+++ SUPPLIED MATERIAL +++

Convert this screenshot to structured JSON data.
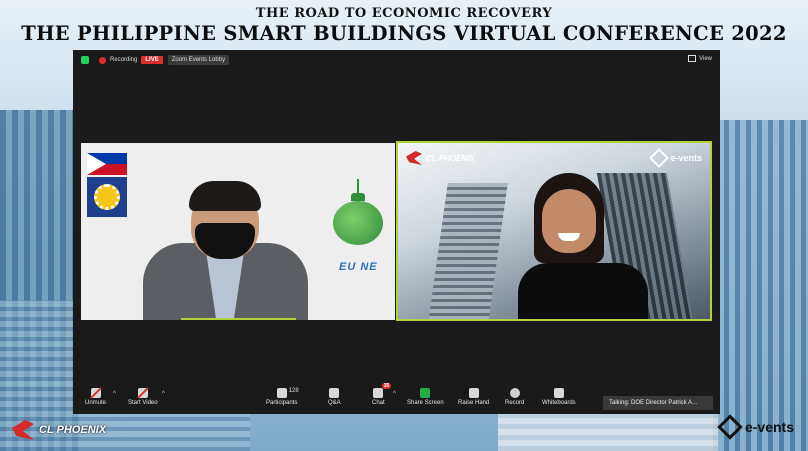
{
  "heading": {
    "subtitle": "THE ROAD TO ECONOMIC RECOVERY",
    "title": "THE PHILIPPINE SMART BUILDINGS VIRTUAL CONFERENCE 2022"
  },
  "zoom": {
    "recording_label": "Recording",
    "live_badge": "LIVE",
    "lobby_label": "Zoom Events Lobby",
    "view_label": "View",
    "left_tile": {
      "logo_text": "EU NE"
    },
    "right_tile": {
      "brand_left": "CL PHOENIX",
      "brand_right": "e-vents"
    },
    "toolbar": {
      "unmute": "Unmute",
      "start_video": "Start Video",
      "participants": "Participants",
      "participants_count": "128",
      "qa": "Q&A",
      "chat": "Chat",
      "chat_badge": "35",
      "share_screen": "Share Screen",
      "raise_hand": "Raise Hand",
      "record": "Record",
      "whiteboards": "Whiteboards"
    },
    "talking": "Talking: DOE Director Patrick A..."
  },
  "footer": {
    "left_brand": "CL PHOENIX",
    "right_brand": "e-vents"
  },
  "colors": {
    "live_red": "#e02e2e",
    "active_speaker_border": "#b3d33d",
    "share_green": "#23b04a"
  }
}
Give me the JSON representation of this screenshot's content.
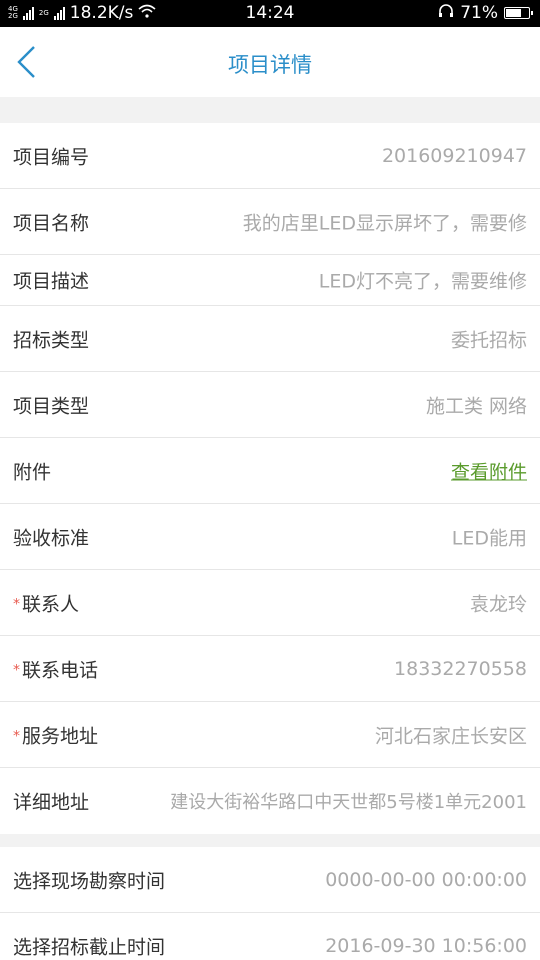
{
  "status_bar": {
    "net_top": "4G",
    "net_bottom": "2G",
    "net2": "2G",
    "speed": "18.2K/s",
    "time": "14:24",
    "battery": "71%",
    "battery_level": 0.71
  },
  "header": {
    "title": "项目详情",
    "back_icon": "chevron-left-icon"
  },
  "section1": [
    {
      "label": "项目编号",
      "value": "201609210947",
      "required": false
    },
    {
      "label": "项目名称",
      "value": "我的店里LED显示屏坏了，需要修",
      "required": false
    },
    {
      "label": "项目描述",
      "value": "LED灯不亮了，需要维修",
      "required": false
    },
    {
      "label": "招标类型",
      "value": "委托招标",
      "required": false
    },
    {
      "label": "项目类型",
      "value": "施工类 网络",
      "required": false
    },
    {
      "label": "附件",
      "value": "查看附件",
      "required": false,
      "link": true
    },
    {
      "label": "验收标准",
      "value": "LED能用",
      "required": false
    },
    {
      "label": "联系人",
      "value": "袁龙玲",
      "required": true
    },
    {
      "label": "联系电话",
      "value": "18332270558",
      "required": true
    },
    {
      "label": "服务地址",
      "value": "河北石家庄长安区",
      "required": true
    },
    {
      "label": "详细地址",
      "value": "建设大街裕华路口中天世都5号楼1单元2001",
      "required": false
    }
  ],
  "section2": [
    {
      "label": "选择现场勘察时间",
      "value": "0000-00-00 00:00:00"
    },
    {
      "label": "选择招标截止时间",
      "value": "2016-09-30 10:56:00"
    }
  ],
  "required_mark": "*",
  "colors": {
    "accent": "#2a8ec9",
    "link": "#5a9b2c",
    "required": "#e85a4f"
  }
}
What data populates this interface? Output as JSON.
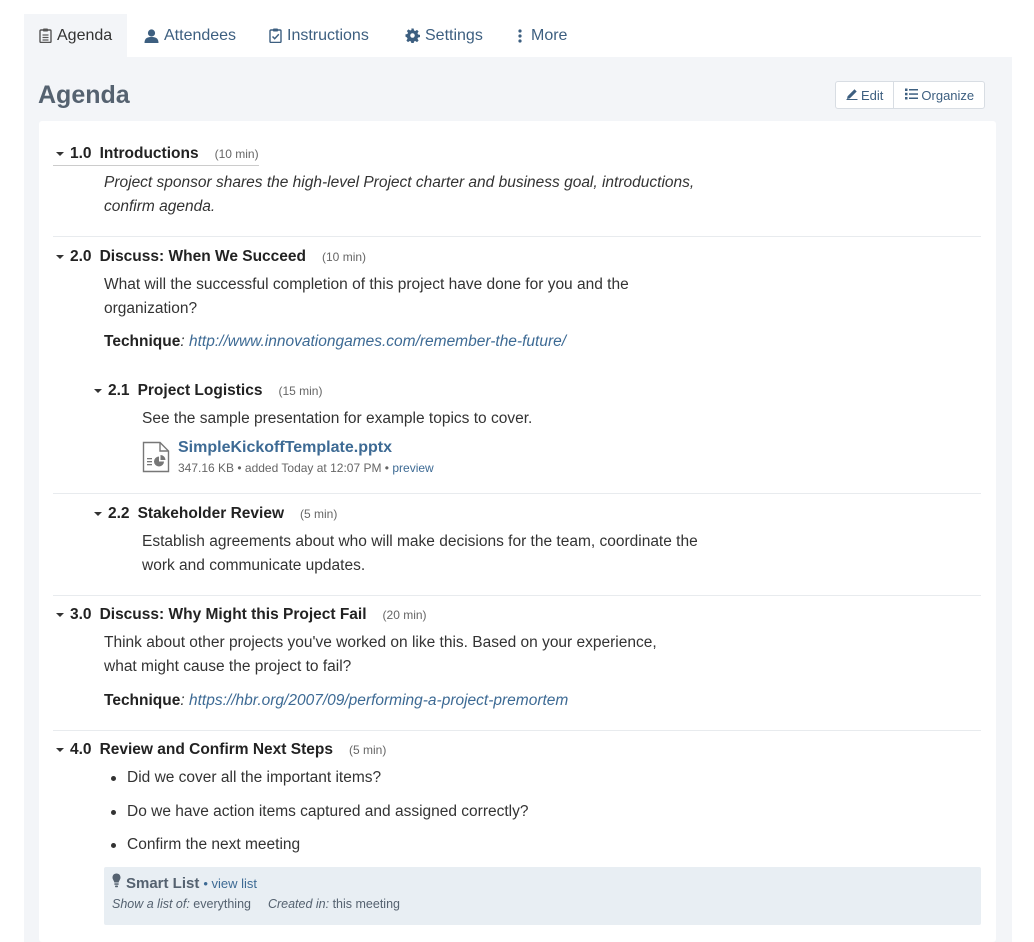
{
  "tabs": [
    {
      "label": "Agenda",
      "icon": "clipboard-list-icon"
    },
    {
      "label": "Attendees",
      "icon": "user-icon"
    },
    {
      "label": "Instructions",
      "icon": "clipboard-check-icon"
    },
    {
      "label": "Settings",
      "icon": "gear-icon"
    },
    {
      "label": "More",
      "icon": "vertical-ellipsis-icon"
    }
  ],
  "page": {
    "title": "Agenda"
  },
  "toolbar": {
    "edit_label": "Edit",
    "organize_label": "Organize"
  },
  "colors": {
    "link": "#3d6a94",
    "tab_text": "#3d5f80",
    "panel_bg": "#f3f5f8",
    "smart_bg": "#e8eef3"
  },
  "agenda": {
    "items": [
      {
        "number": "1.0",
        "title": "Introductions",
        "duration": "(10 min)",
        "description_lines": [
          "Project sponsor shares the high-level Project charter and business goal, introductions,",
          "confirm agenda."
        ]
      },
      {
        "number": "2.0",
        "title": "Discuss: When We Succeed",
        "duration": "(10 min)",
        "description_lines": [
          "What will the successful completion of this project  have done for you and the",
          "organization?"
        ],
        "technique_label": "Technique",
        "technique_colon": ":",
        "technique_link": "http://www.innovationgames.com/remember-the-future/"
      },
      {
        "number": "2.1",
        "title": "Project Logistics",
        "duration": "(15 min)",
        "description_lines": [
          "See the sample presentation for example topics to cover."
        ],
        "attachment": {
          "icon": "powerpoint-file-icon",
          "filename": "SimpleKickoffTemplate.pptx",
          "meta": "347.16 KB • added Today at 12:07 PM • ",
          "preview_label": "preview"
        }
      },
      {
        "number": "2.2",
        "title": "Stakeholder Review",
        "duration": "(5 min)",
        "description_lines": [
          "Establish agreements about who will make decisions for the team, coordinate the",
          "work and communicate updates."
        ]
      },
      {
        "number": "3.0",
        "title": "Discuss: Why Might this Project Fail",
        "duration": "(20 min)",
        "description_lines": [
          "Think about other projects you've worked on like this. Based on your experience,",
          "what might cause the project to fail?"
        ],
        "technique_label": "Technique",
        "technique_colon": ":",
        "technique_link": "https://hbr.org/2007/09/performing-a-project-premortem"
      },
      {
        "number": "4.0",
        "title": "Review and Confirm Next Steps",
        "duration": "(5 min)",
        "bullets": [
          "Did we cover all the important items?",
          "Do we have action items captured and assigned correctly?",
          "Confirm the next meeting"
        ]
      }
    ]
  },
  "smart_list": {
    "icon": "lightbulb-icon",
    "title": "Smart List",
    "view_link": "• view list",
    "show_label": "Show a list of:",
    "show_value": " everything",
    "created_label": "Created in:",
    "created_value": " this meeting"
  }
}
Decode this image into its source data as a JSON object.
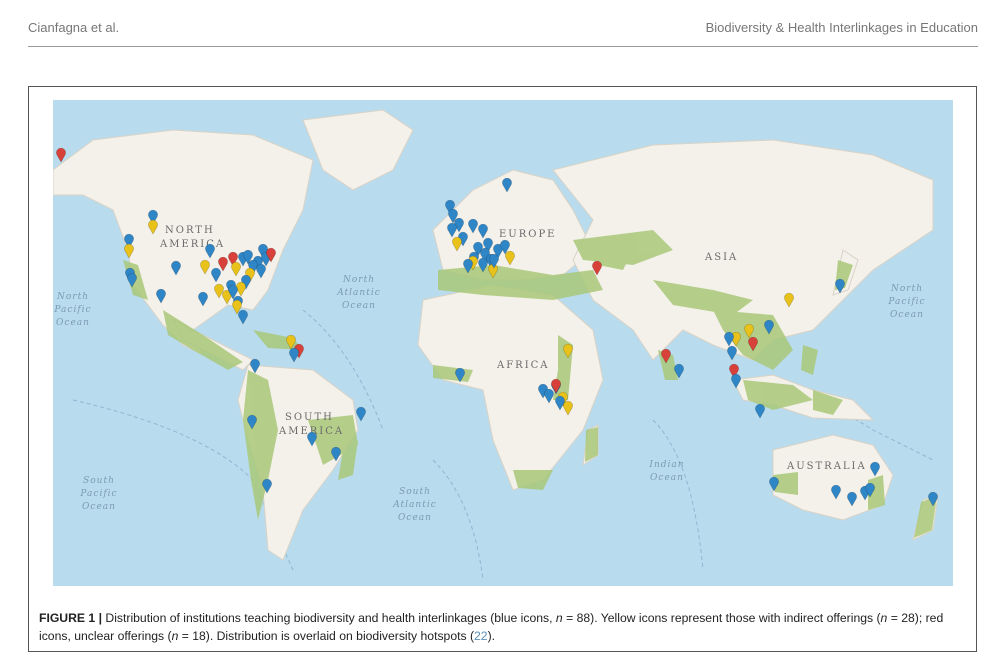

+++

WRITTEN PROBLEM ▸
Copy out every line of the material above exactly, skipping the pictures.

EXERCISE ANSWER ▸
Convert this screenshot to structured JSON data.
{
  "heading": {
    "subtitle": "THE ROAD TO ECONOMIC RECOVERY",
    "title": "THE PHILIPPINE SMART BUILDINGS VIRTUAL CONFERENCE 2022"
  },
  "zoom": {
    "recording_label": "Recording",
    "live_badge": "LIVE",
    "lobby_label": "Zoom Events Lobby",
    "view_label": "View",
    "left_tile": {
      "logo_text": "EU NE"
    },
    "right_tile": {
      "brand_left": "CL PHOENIX",
      "brand_right": "e-vents"
    },
    "toolbar": {
      "unmute": "Unmute",
      "start_video": "Start Video",
      "participants": "Participants",
      "participants_count": "128",
      "qa": "Q&A",
      "chat": "Chat",
      "chat_badge": "35",
      "share_screen": "Share Screen",
      "raise_hand": "Raise Hand",
      "record": "Record",
      "whiteboards": "Whiteboards"
    },
    "talking": "Talking: DOE Director Patrick A..."
  },
  "footer": {
    "left_brand": "CL PHOENIX",
    "right_brand": "e-vents"
  },
  "colors": {
    "live_red": "#e02e2e",
    "active_speaker_border": "#b3d33d",
    "share_green": "#23b04a"
  }
}
Give me the JSON representation of this screenshot's content.
{
  "status_bar": {
    "net_top": "4G",
    "net_bottom": "2G",
    "net2": "2G",
    "speed": "18.2K/s",
    "time": "14:24",
    "battery": "71%",
    "battery_level": 0.71
  },
  "header": {
    "title": "项目详情",
    "back_icon": "chevron-left-icon"
  },
  "section1": [
    {
      "label": "项目编号",
      "value": "201609210947",
      "required": false
    },
    {
      "label": "项目名称",
      "value": "我的店里LED显示屏坏了，需要修",
      "required": false
    },
    {
      "label": "项目描述",
      "value": "LED灯不亮了，需要维修",
      "required": false
    },
    {
      "label": "招标类型",
      "value": "委托招标",
      "required": false
    },
    {
      "label": "项目类型",
      "value": "施工类 网络",
      "required": false
    },
    {
      "label": "附件",
      "value": "查看附件",
      "required": false,
      "link": true
    },
    {
      "label": "验收标准",
      "value": "LED能用",
      "required": false
    },
    {
      "label": "联系人",
      "value": "袁龙玲",
      "required": true
    },
    {
      "label": "联系电话",
      "value": "18332270558",
      "required": true
    },
    {
      "label": "服务地址",
      "value": "河北石家庄长安区",
      "required": true
    },
    {
      "label": "详细地址",
      "value": "建设大街裕华路口中天世都5号楼1单元2001",
      "required": false
    }
  ],
  "section2": [
    {
      "label": "选择现场勘察时间",
      "value": "0000-00-00 00:00:00"
    },
    {
      "label": "选择招标截止时间",
      "value": "2016-09-30 10:56:00"
    }
  ],
  "required_mark": "*",
  "colors": {
    "accent": "#2a8ec9",
    "link": "#5a9b2c",
    "required": "#e85a4f"
  }
}
What data populates this interface? Output as JSON.
{
  "tabs": [
    {
      "label": "Agenda",
      "icon": "clipboard-list-icon"
    },
    {
      "label": "Attendees",
      "icon": "user-icon"
    },
    {
      "label": "Instructions",
      "icon": "clipboard-check-icon"
    },
    {
      "label": "Settings",
      "icon": "gear-icon"
    },
    {
      "label": "More",
      "icon": "vertical-ellipsis-icon"
    }
  ],
  "page": {
    "title": "Agenda"
  },
  "toolbar": {
    "edit_label": "Edit",
    "organize_label": "Organize"
  },
  "colors": {
    "link": "#3d6a94",
    "tab_text": "#3d5f80",
    "panel_bg": "#f3f5f8",
    "smart_bg": "#e8eef3"
  },
  "agenda": {
    "items": [
      {
        "number": "1.0",
        "title": "Introductions",
        "duration": "(10 min)",
        "description_lines": [
          "Project sponsor shares the high-level Project charter and business goal, introductions,",
          "confirm agenda."
        ]
      },
      {
        "number": "2.0",
        "title": "Discuss: When We Succeed",
        "duration": "(10 min)",
        "description_lines": [
          "What will the successful completion of this project  have done for you and the",
          "organization?"
        ],
        "technique_label": "Technique",
        "technique_colon": ":",
        "technique_link": "http://www.innovationgames.com/remember-the-future/"
      },
      {
        "number": "2.1",
        "title": "Project Logistics",
        "duration": "(15 min)",
        "description_lines": [
          "See the sample presentation for example topics to cover."
        ],
        "attachment": {
          "icon": "powerpoint-file-icon",
          "filename": "SimpleKickoffTemplate.pptx",
          "meta": "347.16 KB • added Today at 12:07 PM • ",
          "preview_label": "preview"
        }
      },
      {
        "number": "2.2",
        "title": "Stakeholder Review",
        "duration": "(5 min)",
        "description_lines": [
          "Establish agreements about who will make decisions for the team, coordinate the",
          "work and communicate updates."
        ]
      },
      {
        "number": "3.0",
        "title": "Discuss: Why Might this Project Fail",
        "duration": "(20 min)",
        "description_lines": [
          "Think about other projects you've worked on like this. Based on your experience,",
          "what might cause the project to fail?"
        ],
        "technique_label": "Technique",
        "technique_colon": ":",
        "technique_link": "https://hbr.org/2007/09/performing-a-project-premortem"
      },
      {
        "number": "4.0",
        "title": "Review and Confirm Next Steps",
        "duration": "(5 min)",
        "bullets": [
          "Did we cover all the important items?",
          "Do we have action items captured and assigned correctly?",
          "Confirm the next meeting"
        ]
      }
    ]
  },
  "smart_list": {
    "icon": "lightbulb-icon",
    "title": "Smart List",
    "view_link": "• view list",
    "show_label": "Show a list of:",
    "show_value": " everything",
    "created_label": "Created in:",
    "created_value": " this meeting"
  }
}
Decode this image into its source data as a JSON object.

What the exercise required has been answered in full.